_Extrait choisi_:
Le Sutra du cœur de la bienheureuse perfection de connaissance transcendante

Circonstances de la transmission de la prajnaparamita au Mont des Vautours

 

Ainsi ai-je entendu : le Bienheureux (1) résidait à Rajagriha, sur le Mont des vautours, avec une nom¬breuse assemblée de moines et de grands bodhisattvas.

 

A ce moment, le Bienheureux était absorbé dans le samadhi (2) de la vision distincte des phénomènes, appelé profonde illumination.

 

A ce même moment, le Bodhisattva-mahasattva, noble et tout-puissant Tchènrézi (Avalokiteshvara) contemplait parfaitement la pratique de la profonde perfection de connaissance transcendante et il vit clairement les cinq agrégats (3) comme dénués de nature propre.

La question de Sariputra à Tchènrézi : comment pratiquer la prajnaparamita ?

Alors, par le pouvoir du Bouddha, le vénérable Sariputra s’adressa au Bodhisattva-mahasattva, le noble et tout puissant Tchènrézi (Avalokiteshvara) :

— Comment doit pratiquer un fils de (noble) famille qui aspire à suivre la profonde perfection de connaissance transcendante ? Ainsi parla-t-il

Réponse : examinant les cinq agrégats, voir que la forme est vide, et le vide forme

Le noble Tchènrézi (Avalokiteshvara), le Bodhisattva-mahasattva répondit au vénérable Sariputra :

— O Sariputra, tout fils ou toute fille de (noble) famille qui aspire à pratiquer la profonde perfection de connaissance transcendante devra voir parfaitement ainsi : examiner les cinq agrégats comme vides de nature propre. La forme est vide, le vide est forme. La forme n’est autre que la vacuité, la vacuité n’est autre que la forme. De même les sensations, les perceptions, les formations mentales et la conscience sont vides. Ainsi, ô Sariputra, tous les dharma (4) sont vides, ils n’ont pas de caractéristique, ne naissent ni ne s’annihilent, ne sont ni purs ni impurs, ne croissent ni ne décroissent.

C’est pourquoi, en la vacuité, absolument tout est vide d’existence en soi

C’est pourquoi, ô Sariputra, dans le vide, il n’y a ni formes, ni sensations, ni perceptions, ni formations mentales, ni consciences ; il n’y a ni œil, ni oreille, ni nez, ni langue, ni corps, ni mental (5) ; ni formes, ni sons, ni odeurs, ni saveurs, ni contacts, ni objets de pensée (6) ; ni élément de l’organe de la vue et ainsi de suite jusqu’à ce qu’on arrive à ni élément de la conscience du mental (7). Il n’y a ni ignorance ni cessation de l’ignorance, et ainsi de suite jusqu’à ce qu’on arrive à il n’y a ni vieillesse et mort ni cessation de la vieillesse et de la mort (8). De même, il n’y a ni souffrance, ni origine, ni cessation, ni chemin (9), ni connaissance, ni obtention ni non-obtention.

_Tâche demandée_: Poursuivez le texte du Sutra du cœur juste après sa dernière phrase, qui se termine par « ni obtention ni non-obtention ».

_Données fournies_:
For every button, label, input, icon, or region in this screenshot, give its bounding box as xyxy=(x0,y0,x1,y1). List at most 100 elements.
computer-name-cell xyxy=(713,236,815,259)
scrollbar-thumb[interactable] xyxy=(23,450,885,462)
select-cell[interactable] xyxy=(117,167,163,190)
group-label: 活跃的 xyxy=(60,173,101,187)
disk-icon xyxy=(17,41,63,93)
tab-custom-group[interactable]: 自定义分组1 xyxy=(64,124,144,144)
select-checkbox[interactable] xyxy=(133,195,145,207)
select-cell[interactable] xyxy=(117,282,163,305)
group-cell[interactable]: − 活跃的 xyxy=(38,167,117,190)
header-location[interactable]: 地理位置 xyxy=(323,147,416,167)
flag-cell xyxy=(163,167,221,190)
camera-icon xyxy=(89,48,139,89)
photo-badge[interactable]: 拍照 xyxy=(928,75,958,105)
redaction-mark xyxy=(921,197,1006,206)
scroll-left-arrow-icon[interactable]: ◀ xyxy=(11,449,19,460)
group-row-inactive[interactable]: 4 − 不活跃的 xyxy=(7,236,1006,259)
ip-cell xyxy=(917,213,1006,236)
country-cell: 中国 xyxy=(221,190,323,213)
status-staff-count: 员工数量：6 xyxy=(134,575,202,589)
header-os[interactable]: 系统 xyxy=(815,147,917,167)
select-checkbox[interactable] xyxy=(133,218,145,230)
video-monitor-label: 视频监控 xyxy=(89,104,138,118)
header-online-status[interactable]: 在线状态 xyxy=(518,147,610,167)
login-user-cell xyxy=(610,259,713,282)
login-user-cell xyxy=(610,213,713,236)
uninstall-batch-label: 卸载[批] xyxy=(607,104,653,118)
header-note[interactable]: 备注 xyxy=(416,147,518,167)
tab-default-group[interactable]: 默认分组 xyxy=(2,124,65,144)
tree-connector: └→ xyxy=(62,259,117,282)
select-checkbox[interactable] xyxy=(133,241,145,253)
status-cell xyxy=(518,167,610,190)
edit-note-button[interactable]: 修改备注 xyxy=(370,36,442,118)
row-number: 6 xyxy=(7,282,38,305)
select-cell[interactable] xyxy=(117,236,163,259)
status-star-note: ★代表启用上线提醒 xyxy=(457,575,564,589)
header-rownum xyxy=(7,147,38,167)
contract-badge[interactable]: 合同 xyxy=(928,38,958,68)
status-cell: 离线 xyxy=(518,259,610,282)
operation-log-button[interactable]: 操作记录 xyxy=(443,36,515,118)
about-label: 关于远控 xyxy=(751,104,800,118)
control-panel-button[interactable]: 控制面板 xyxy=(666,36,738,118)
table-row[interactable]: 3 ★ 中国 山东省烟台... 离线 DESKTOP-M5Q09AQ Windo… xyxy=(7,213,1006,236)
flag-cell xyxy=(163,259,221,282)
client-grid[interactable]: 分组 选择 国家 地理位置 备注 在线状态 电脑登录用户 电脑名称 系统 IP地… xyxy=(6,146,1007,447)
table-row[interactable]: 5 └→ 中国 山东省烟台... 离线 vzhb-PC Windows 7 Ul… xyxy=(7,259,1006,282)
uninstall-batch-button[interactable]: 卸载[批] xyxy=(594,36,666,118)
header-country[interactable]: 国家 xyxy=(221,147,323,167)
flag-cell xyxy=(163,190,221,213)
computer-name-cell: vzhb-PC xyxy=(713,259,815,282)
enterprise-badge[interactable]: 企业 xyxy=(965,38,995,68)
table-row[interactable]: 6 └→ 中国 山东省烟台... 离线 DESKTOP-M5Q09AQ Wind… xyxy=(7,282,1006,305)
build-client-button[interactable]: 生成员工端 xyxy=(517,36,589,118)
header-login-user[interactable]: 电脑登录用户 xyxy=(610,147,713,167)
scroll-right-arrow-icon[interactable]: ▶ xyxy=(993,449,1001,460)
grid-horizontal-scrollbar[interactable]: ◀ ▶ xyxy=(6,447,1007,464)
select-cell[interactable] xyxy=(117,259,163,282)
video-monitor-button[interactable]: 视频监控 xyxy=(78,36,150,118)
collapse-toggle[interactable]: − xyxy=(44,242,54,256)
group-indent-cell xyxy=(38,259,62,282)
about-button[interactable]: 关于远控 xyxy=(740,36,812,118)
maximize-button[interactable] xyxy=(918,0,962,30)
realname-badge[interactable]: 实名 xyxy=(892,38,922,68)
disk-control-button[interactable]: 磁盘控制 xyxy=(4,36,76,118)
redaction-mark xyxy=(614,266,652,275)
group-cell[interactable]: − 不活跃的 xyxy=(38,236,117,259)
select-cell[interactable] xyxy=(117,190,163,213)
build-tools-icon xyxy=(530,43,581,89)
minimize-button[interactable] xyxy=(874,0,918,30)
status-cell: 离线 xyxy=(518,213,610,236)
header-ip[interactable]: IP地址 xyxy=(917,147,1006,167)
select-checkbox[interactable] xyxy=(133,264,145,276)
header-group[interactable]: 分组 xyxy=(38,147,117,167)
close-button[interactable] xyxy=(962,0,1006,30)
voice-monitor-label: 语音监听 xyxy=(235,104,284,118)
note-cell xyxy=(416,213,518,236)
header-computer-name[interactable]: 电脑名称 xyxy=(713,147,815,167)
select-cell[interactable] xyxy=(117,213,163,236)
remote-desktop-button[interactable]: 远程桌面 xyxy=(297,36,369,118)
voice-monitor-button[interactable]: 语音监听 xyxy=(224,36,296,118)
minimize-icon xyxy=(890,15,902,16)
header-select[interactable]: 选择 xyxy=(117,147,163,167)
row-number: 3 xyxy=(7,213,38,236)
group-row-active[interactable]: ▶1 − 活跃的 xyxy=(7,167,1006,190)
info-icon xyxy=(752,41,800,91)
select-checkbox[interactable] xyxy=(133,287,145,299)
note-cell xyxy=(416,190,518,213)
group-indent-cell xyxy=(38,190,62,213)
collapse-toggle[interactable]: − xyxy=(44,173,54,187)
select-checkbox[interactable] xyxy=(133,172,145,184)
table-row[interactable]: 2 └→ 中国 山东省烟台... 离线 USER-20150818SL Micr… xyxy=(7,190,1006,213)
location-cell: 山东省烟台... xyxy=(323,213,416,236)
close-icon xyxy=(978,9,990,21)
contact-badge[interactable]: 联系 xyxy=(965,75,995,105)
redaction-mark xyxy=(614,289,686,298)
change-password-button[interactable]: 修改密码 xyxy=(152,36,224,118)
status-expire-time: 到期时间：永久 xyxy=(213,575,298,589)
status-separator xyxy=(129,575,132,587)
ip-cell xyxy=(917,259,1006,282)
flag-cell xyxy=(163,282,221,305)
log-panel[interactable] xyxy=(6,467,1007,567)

_Réponse attendue_:
C’est pourquoi les bodhisattvas sont sans peur et sans erreur se libèrent parfaitement

C’est pourquoi, Sariputra, du fait de leur absence d’obtention et de ce qu’ils demeurent dans la perfection de connaissance transcendante, les bodhisattvas ont un esprit dépourvu de troubles et sans peur. S’élevant au-delà de toute erreur, ils atteignent le nirvana final. Tous les bouddhas des trois temps (10) fondés sur la perfection de connaissance transcendante se sont eux aussi parfaitement et véritablement purifiés et épanouis en l’insurpassable et parfait éveil.

Le mantra de la prajnaparamita purifie et épanouit jusqu’à l’insurpassable éveil

C’est pourquoi le mantra de la perfection de Sagesse, le mantra de grande connaissance, le mantra insurpassable, le mantra sans égal, le mantra qui apaise toute douleur, sera connu comme vrai, car sans fausseté. Voici le mantra que proclame la perfection de connaissance transcendante:

 

Aum, gate, gate, paragate, parasamgate, boddhi svaha (11).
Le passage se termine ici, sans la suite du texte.